Film Review: Detroit

by Carrie Kahn on July 28, 2017

Bigelow’s intense, harrowing film remains fiercely relevant

A city under siege: Detroit, July, 1967.

“It’s hard to believe this could happen in America,” a character says in Detroit, director Kathryn Bigelow’s grim but brilliantly effective new film about the 1967 Detroit riots and their aftermath. But for those of us watching exactly 50 years later, such believing is all too easy — and that’s perhaps the most disheartening take away from Bigelow’s gut-punch of a film.

Bigelow here once again teams with screenwriter Mark Boal; their previous efforts earned them both Oscars (Director, Picture, and Original Screenplay) for 2008’s The Hurt Locker, and multiple nominations for 2012’s Zero Dark Thirty. With Detroit, their collaboration continues its recipe for success, and I wouldn’t be surprised if the new picture picks up similar nominations come awards season. Bigelow’s quick cut, cinema vérité style pairs well with Boal’s sparse but sharp dialog, and the combination yields a taut, well-crafted film in which every scene carries tremendous weight, and no shot is wasted.

Security guard Melvin Dismukes (John Boyega) is interrogated by police.

To portray a story of such monumental historical depth and continuing relevance, Bigelow and Boal wisely narrow their focus, and use a triptych approach. The picture opens with the event that was the catalyst for the riots: in July, 1967, the mostly white Detroit police raid an unlicensed, after hours club in a predominantly African American neighborhood, an act that becomes the proverbial last straw for the beleaguered community, who respond with raw anger and no-cares-left-to-give looting, arson, and destruction (a brief animated prologue that opens the picture informs us of the Great Migration of African-Americans from the South after WWI, and white flight to the suburbs after WWII, leaving many cities segregated and ghettoized).

Raw data:
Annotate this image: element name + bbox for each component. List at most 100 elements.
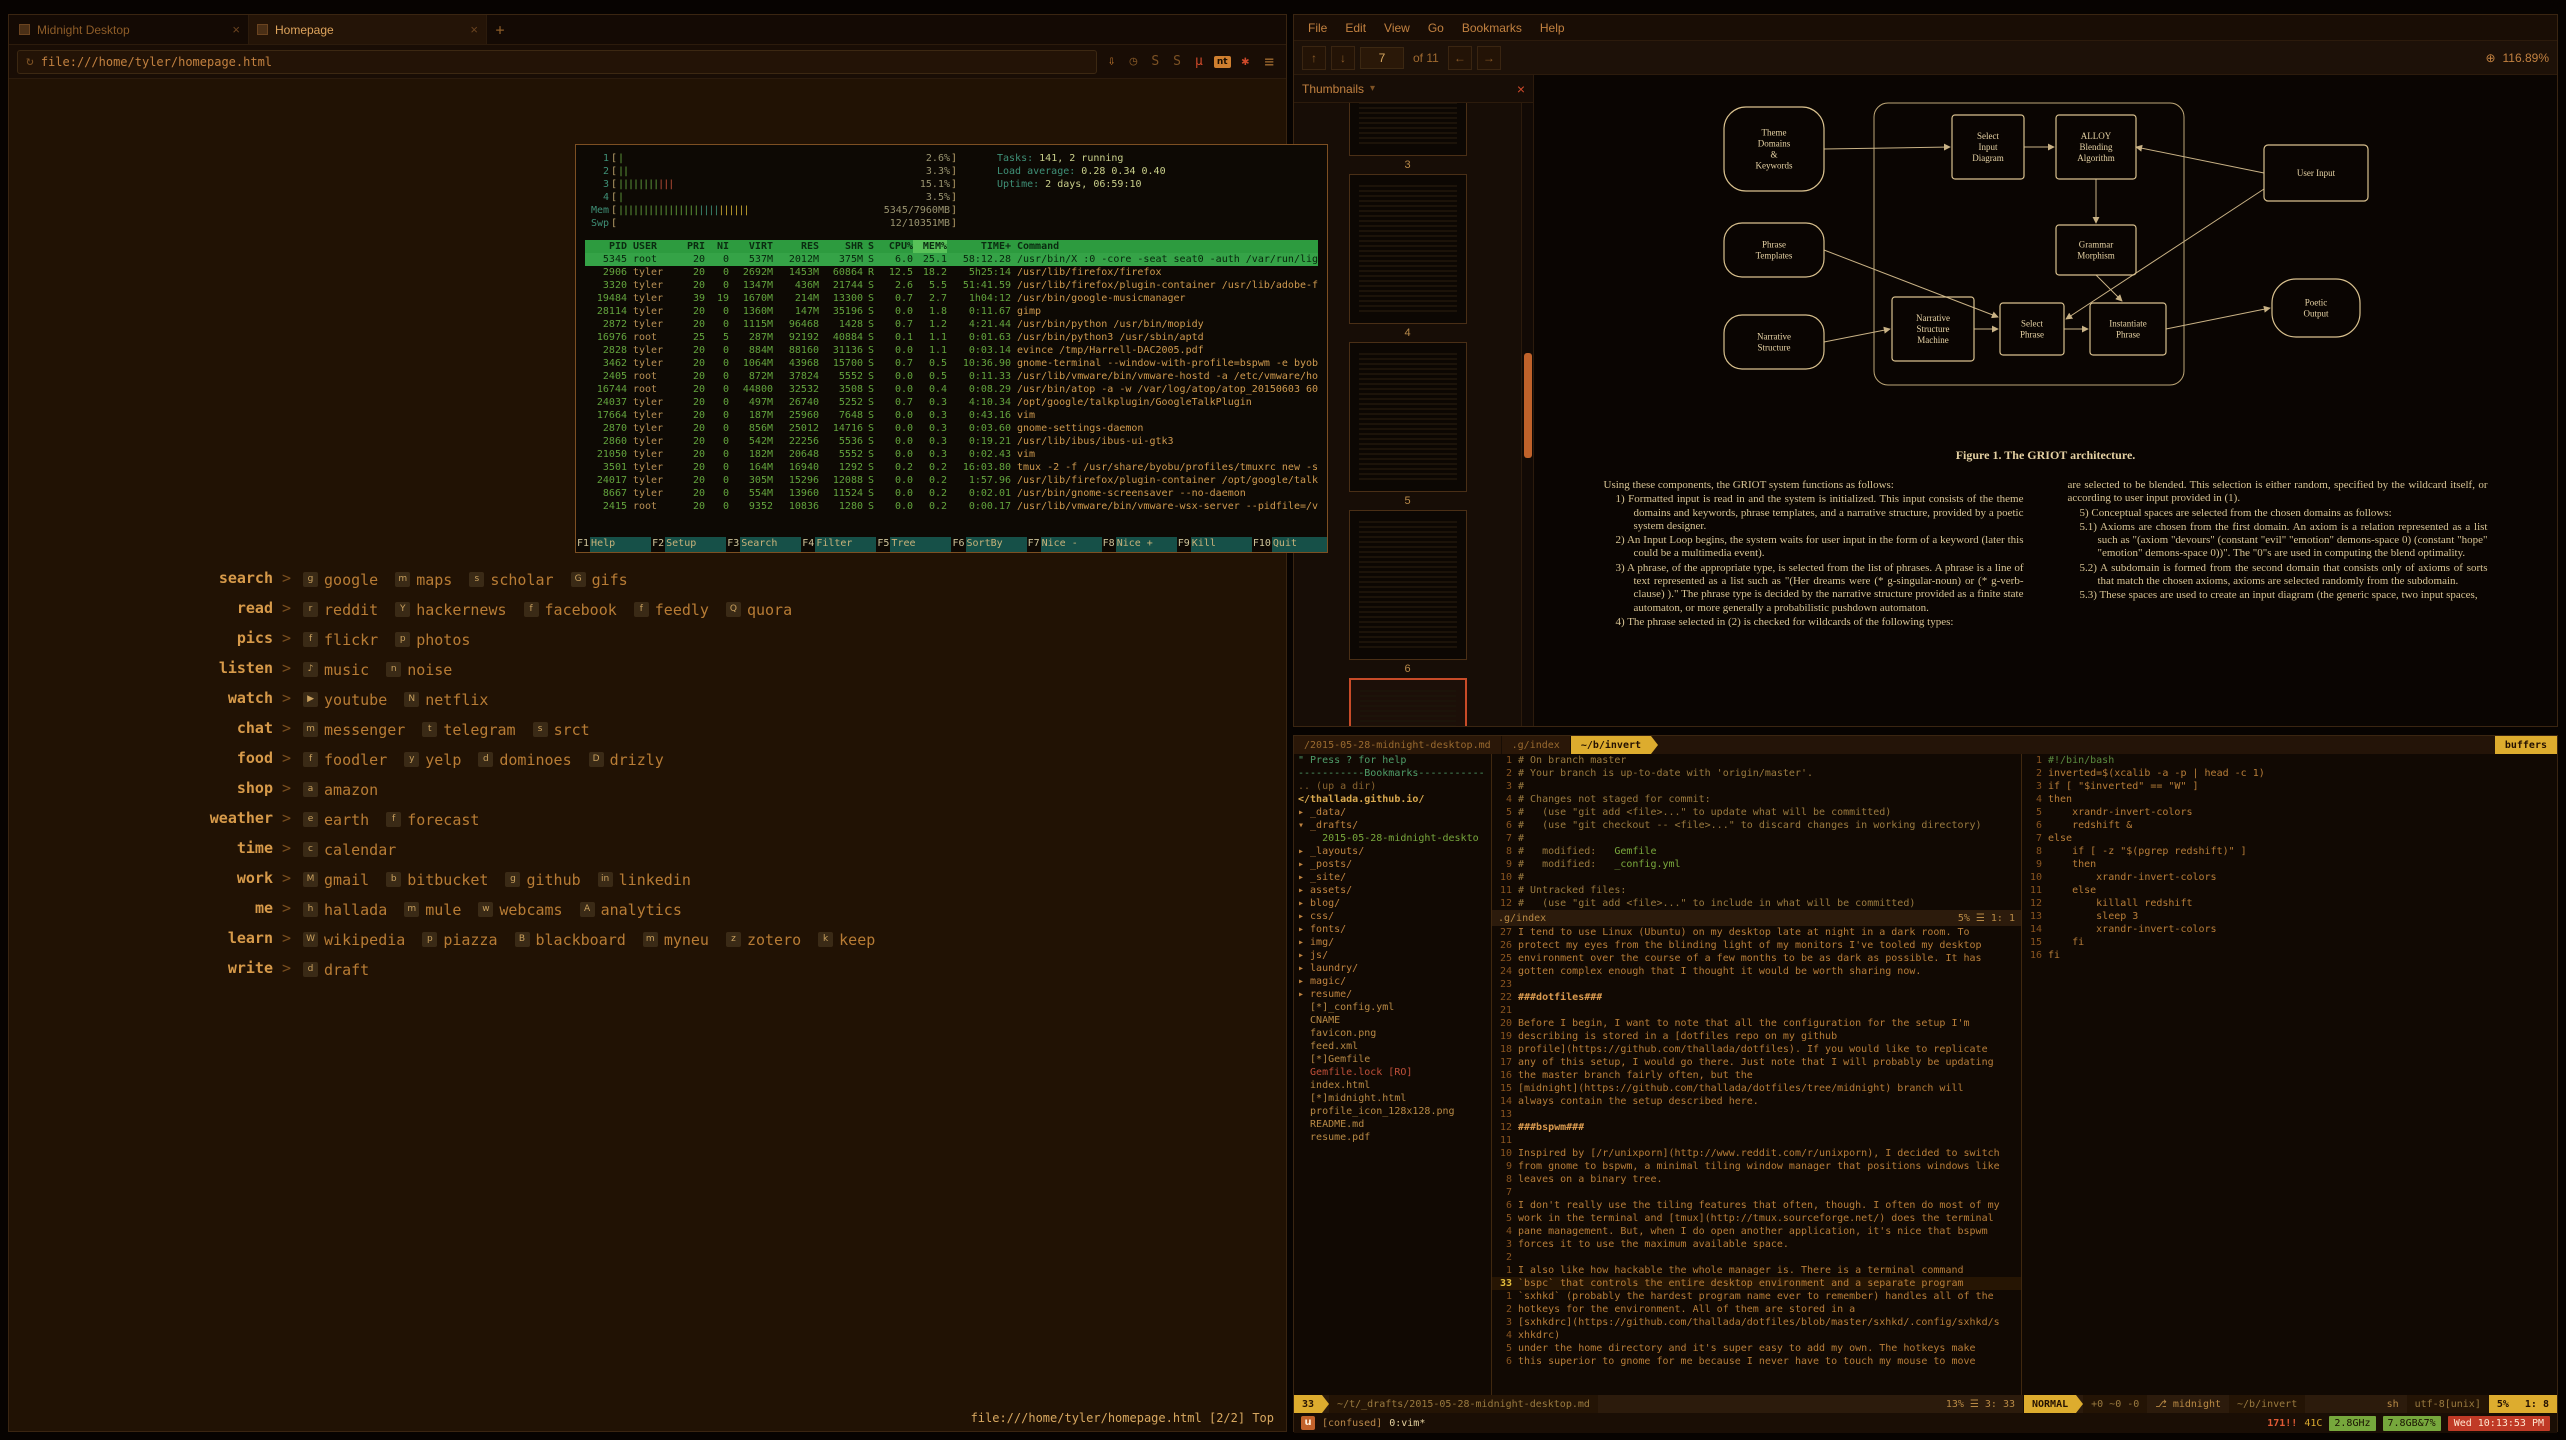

Given request: Copy the Detroit film review starting at "To portray a" and ending at "segregated and ghettoized).", substituting "plundering" for "looting".

Response to the exercise:
To portray a story of such monumental historical depth and continuing relevance, Bigelow and Boal wisely narrow their focus, and use a triptych approach. The picture opens with the event that was the catalyst for the riots: in July, 1967, the mostly white Detroit police raid an unlicensed, after hours club in a predominantly African American neighborhood, an act that becomes the proverbial last straw for the beleaguered community, who respond with raw anger and no-cares-left-to-give plundering, arson, and destruction (a brief animated prologue that opens the picture informs us of the Great Migration of African-Americans from the South after WWI, and white flight to the suburbs after WWII, leaving many cities segregated and ghettoized).